Word for word, set down the records and skip each picture.

══════════

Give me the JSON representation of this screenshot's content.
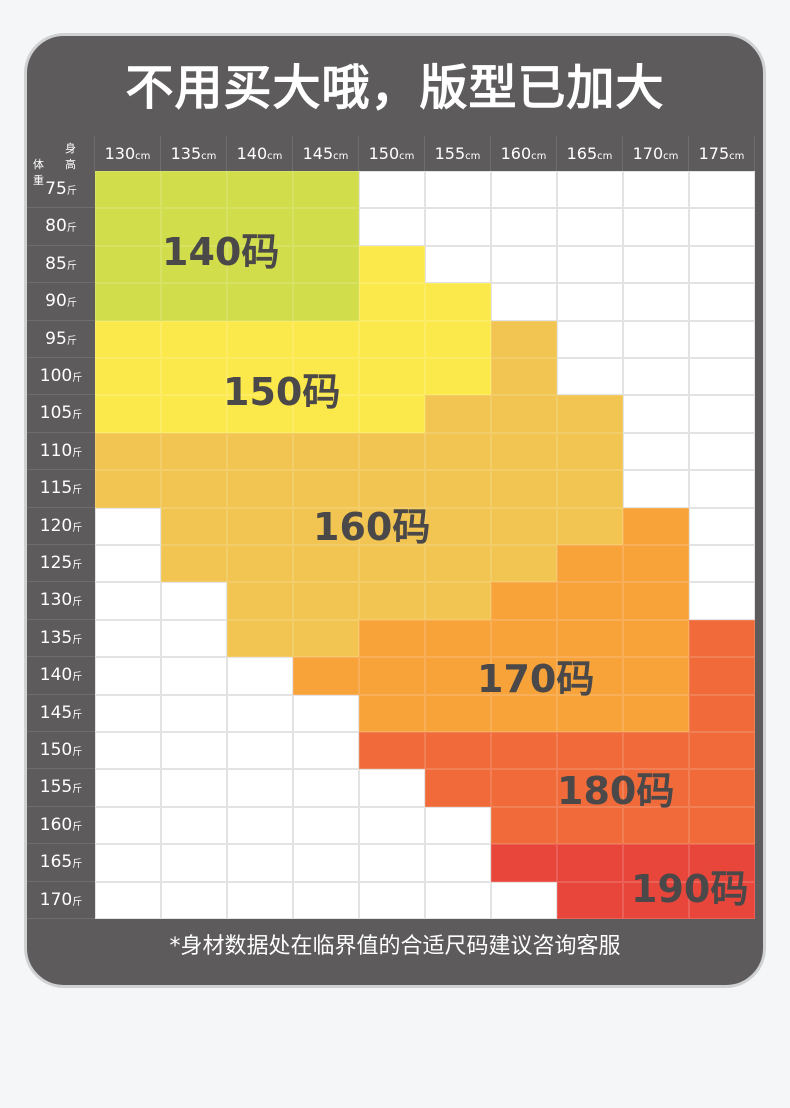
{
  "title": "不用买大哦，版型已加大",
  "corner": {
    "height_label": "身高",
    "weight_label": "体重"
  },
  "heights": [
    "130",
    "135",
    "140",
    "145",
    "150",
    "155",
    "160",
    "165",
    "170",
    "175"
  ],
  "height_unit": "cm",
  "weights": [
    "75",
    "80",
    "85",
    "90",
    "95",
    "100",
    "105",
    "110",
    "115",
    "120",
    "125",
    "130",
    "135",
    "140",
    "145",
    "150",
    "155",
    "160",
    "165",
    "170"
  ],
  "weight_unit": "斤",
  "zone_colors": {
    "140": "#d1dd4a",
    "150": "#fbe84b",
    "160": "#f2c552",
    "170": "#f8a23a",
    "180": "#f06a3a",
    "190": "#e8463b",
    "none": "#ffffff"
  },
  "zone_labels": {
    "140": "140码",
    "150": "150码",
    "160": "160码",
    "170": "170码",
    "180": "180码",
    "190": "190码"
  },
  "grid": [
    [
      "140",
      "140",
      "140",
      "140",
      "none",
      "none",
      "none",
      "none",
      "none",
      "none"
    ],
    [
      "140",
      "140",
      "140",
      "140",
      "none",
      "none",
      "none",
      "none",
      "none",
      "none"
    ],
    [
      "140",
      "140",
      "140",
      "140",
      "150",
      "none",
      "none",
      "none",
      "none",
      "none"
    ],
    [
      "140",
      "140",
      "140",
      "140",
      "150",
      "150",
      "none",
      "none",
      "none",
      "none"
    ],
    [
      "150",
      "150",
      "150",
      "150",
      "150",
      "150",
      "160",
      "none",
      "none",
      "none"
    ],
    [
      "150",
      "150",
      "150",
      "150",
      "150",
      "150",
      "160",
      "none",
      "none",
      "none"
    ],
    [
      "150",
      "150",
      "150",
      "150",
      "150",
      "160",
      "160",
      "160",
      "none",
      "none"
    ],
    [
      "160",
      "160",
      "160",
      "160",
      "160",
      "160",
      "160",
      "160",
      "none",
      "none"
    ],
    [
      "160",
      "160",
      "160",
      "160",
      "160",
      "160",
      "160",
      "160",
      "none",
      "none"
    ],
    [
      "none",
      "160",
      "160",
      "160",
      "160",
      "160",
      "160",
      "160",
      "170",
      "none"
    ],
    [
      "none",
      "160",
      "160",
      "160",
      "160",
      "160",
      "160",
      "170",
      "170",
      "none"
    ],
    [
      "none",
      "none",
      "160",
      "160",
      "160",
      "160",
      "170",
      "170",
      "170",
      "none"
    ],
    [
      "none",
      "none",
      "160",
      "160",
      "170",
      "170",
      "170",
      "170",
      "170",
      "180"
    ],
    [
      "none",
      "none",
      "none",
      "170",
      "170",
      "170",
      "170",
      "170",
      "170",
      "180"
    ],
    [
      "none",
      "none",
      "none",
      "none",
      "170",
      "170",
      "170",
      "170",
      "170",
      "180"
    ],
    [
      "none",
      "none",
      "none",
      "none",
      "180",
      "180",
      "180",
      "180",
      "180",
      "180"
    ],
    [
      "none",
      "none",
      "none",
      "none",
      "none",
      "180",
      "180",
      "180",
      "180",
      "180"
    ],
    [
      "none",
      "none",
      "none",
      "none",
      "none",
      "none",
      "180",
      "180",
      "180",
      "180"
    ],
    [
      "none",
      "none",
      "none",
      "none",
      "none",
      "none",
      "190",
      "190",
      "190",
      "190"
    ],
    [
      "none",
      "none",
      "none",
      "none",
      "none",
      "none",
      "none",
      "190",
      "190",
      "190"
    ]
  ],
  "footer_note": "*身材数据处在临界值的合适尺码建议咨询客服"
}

══════════

> **Result**
Give me the JSON representation of this screenshot's content.
{
  "title": "不用买大哦，版型已加大",
  "corner": {
    "height_label": "身高",
    "weight_label": "体重"
  },
  "heights": [
    "130",
    "135",
    "140",
    "145",
    "150",
    "155",
    "160",
    "165",
    "170",
    "175"
  ],
  "height_unit": "cm",
  "weights": [
    "75",
    "80",
    "85",
    "90",
    "95",
    "100",
    "105",
    "110",
    "115",
    "120",
    "125",
    "130",
    "135",
    "140",
    "145",
    "150",
    "155",
    "160",
    "165",
    "170"
  ],
  "weight_unit": "斤",
  "zone_colors": {
    "140": "#d1dd4a",
    "150": "#fbe84b",
    "160": "#f2c552",
    "170": "#f8a23a",
    "180": "#f06a3a",
    "190": "#e8463b",
    "none": "#ffffff"
  },
  "zone_labels": {
    "140": "140码",
    "150": "150码",
    "160": "160码",
    "170": "170码",
    "180": "180码",
    "190": "190码"
  },
  "grid": [
    [
      "140",
      "140",
      "140",
      "140",
      "none",
      "none",
      "none",
      "none",
      "none",
      "none"
    ],
    [
      "140",
      "140",
      "140",
      "140",
      "none",
      "none",
      "none",
      "none",
      "none",
      "none"
    ],
    [
      "140",
      "140",
      "140",
      "140",
      "150",
      "none",
      "none",
      "none",
      "none",
      "none"
    ],
    [
      "140",
      "140",
      "140",
      "140",
      "150",
      "150",
      "none",
      "none",
      "none",
      "none"
    ],
    [
      "150",
      "150",
      "150",
      "150",
      "150",
      "150",
      "160",
      "none",
      "none",
      "none"
    ],
    [
      "150",
      "150",
      "150",
      "150",
      "150",
      "150",
      "160",
      "none",
      "none",
      "none"
    ],
    [
      "150",
      "150",
      "150",
      "150",
      "150",
      "160",
      "160",
      "160",
      "none",
      "none"
    ],
    [
      "160",
      "160",
      "160",
      "160",
      "160",
      "160",
      "160",
      "160",
      "none",
      "none"
    ],
    [
      "160",
      "160",
      "160",
      "160",
      "160",
      "160",
      "160",
      "160",
      "none",
      "none"
    ],
    [
      "none",
      "160",
      "160",
      "160",
      "160",
      "160",
      "160",
      "160",
      "170",
      "none"
    ],
    [
      "none",
      "160",
      "160",
      "160",
      "160",
      "160",
      "160",
      "170",
      "170",
      "none"
    ],
    [
      "none",
      "none",
      "160",
      "160",
      "160",
      "160",
      "170",
      "170",
      "170",
      "none"
    ],
    [
      "none",
      "none",
      "160",
      "160",
      "170",
      "170",
      "170",
      "170",
      "170",
      "180"
    ],
    [
      "none",
      "none",
      "none",
      "170",
      "170",
      "170",
      "170",
      "170",
      "170",
      "180"
    ],
    [
      "none",
      "none",
      "none",
      "none",
      "170",
      "170",
      "170",
      "170",
      "170",
      "180"
    ],
    [
      "none",
      "none",
      "none",
      "none",
      "180",
      "180",
      "180",
      "180",
      "180",
      "180"
    ],
    [
      "none",
      "none",
      "none",
      "none",
      "none",
      "180",
      "180",
      "180",
      "180",
      "180"
    ],
    [
      "none",
      "none",
      "none",
      "none",
      "none",
      "none",
      "180",
      "180",
      "180",
      "180"
    ],
    [
      "none",
      "none",
      "none",
      "none",
      "none",
      "none",
      "190",
      "190",
      "190",
      "190"
    ],
    [
      "none",
      "none",
      "none",
      "none",
      "none",
      "none",
      "none",
      "190",
      "190",
      "190"
    ]
  ],
  "footer_note": "*身材数据处在临界值的合适尺码建议咨询客服"
}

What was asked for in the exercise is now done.